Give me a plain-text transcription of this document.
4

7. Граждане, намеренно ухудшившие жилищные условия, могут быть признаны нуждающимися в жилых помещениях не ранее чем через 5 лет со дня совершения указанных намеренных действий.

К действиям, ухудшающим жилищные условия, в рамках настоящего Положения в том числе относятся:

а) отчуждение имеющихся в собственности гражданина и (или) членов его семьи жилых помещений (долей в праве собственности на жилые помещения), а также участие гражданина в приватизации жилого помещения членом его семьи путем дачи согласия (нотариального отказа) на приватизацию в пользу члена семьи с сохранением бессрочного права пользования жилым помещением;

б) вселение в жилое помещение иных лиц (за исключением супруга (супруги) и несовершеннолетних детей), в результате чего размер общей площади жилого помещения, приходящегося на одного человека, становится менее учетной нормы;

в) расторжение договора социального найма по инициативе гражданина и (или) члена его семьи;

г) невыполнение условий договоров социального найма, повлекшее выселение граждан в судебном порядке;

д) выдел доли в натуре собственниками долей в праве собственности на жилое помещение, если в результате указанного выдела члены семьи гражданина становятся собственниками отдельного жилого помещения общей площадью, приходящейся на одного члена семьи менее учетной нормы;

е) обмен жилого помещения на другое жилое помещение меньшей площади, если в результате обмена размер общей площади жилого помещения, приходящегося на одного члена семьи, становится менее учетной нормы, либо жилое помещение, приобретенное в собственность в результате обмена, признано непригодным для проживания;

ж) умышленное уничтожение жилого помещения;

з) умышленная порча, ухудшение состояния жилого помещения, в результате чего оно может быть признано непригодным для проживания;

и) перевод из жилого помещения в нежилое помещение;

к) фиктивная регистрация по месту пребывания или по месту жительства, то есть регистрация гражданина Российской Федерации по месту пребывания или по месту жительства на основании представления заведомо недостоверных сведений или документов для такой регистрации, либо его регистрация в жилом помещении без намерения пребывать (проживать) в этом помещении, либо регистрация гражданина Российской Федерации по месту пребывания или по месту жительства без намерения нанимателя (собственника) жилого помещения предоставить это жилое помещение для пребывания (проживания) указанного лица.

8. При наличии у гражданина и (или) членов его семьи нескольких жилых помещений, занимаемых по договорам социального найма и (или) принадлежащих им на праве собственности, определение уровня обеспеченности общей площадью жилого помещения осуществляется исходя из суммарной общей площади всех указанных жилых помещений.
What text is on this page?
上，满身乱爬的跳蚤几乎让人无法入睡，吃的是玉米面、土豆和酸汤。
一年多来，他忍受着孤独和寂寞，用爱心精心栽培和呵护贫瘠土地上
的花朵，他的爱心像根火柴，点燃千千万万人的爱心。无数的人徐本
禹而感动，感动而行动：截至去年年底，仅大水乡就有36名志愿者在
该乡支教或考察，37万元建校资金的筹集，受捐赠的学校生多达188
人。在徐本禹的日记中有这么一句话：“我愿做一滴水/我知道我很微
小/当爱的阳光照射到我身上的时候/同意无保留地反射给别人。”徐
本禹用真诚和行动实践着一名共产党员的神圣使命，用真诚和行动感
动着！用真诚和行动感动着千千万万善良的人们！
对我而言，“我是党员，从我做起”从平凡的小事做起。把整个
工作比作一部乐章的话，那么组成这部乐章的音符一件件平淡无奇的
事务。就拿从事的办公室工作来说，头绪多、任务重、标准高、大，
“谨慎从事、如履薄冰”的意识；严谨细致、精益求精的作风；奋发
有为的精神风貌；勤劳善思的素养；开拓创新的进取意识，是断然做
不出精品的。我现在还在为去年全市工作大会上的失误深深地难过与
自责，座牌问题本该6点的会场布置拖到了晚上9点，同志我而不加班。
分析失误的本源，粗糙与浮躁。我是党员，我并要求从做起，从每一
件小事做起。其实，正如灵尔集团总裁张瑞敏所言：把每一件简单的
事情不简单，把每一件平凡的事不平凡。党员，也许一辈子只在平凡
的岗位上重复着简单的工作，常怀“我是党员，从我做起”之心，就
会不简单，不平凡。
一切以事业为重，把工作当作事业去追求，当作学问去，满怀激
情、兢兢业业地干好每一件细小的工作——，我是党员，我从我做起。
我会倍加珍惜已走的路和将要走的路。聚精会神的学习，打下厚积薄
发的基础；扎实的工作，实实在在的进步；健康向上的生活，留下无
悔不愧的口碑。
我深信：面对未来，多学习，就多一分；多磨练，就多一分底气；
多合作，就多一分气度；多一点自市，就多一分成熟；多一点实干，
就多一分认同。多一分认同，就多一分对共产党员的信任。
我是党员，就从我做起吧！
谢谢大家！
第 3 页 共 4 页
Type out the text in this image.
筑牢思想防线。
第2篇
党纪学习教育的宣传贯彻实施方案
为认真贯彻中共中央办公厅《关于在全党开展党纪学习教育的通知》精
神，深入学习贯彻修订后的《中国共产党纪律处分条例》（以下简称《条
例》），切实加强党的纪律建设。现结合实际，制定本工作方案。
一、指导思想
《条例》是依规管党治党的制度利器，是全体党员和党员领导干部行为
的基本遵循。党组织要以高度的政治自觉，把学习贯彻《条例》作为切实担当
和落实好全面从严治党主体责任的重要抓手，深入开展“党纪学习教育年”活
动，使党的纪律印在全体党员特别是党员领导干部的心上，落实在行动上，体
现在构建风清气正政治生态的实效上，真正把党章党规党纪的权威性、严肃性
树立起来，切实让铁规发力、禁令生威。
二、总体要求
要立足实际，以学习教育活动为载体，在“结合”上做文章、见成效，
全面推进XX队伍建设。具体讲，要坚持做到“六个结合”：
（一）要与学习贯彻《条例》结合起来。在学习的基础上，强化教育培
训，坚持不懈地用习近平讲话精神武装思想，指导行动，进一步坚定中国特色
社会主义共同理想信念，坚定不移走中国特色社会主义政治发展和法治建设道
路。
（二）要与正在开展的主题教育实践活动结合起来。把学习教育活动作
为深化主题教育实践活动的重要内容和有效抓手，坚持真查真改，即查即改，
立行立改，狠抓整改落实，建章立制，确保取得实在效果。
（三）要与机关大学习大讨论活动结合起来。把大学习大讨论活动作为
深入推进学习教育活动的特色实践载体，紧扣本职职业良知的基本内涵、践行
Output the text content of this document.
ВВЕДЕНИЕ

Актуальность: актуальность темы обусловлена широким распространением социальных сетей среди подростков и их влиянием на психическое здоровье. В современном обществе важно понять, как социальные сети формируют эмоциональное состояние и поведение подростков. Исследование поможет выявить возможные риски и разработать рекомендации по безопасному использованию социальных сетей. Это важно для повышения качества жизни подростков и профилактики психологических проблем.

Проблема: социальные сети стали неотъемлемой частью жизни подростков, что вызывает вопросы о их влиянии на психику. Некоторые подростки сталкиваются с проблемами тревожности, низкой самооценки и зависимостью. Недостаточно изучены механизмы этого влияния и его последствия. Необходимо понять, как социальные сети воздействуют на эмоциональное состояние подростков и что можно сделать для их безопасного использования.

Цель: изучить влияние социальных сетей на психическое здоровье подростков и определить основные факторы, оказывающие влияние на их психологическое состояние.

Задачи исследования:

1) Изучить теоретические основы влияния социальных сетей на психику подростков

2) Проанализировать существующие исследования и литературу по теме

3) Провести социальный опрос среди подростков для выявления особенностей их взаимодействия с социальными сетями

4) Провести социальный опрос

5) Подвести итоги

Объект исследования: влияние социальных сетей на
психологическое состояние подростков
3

__________________________________________________

▸ Written exercise:
Search the entries for "document" and copy out each line that has it.

▸ Result for this exercise:
Give me a plain-text transcription of this document.
Output the text content of this document.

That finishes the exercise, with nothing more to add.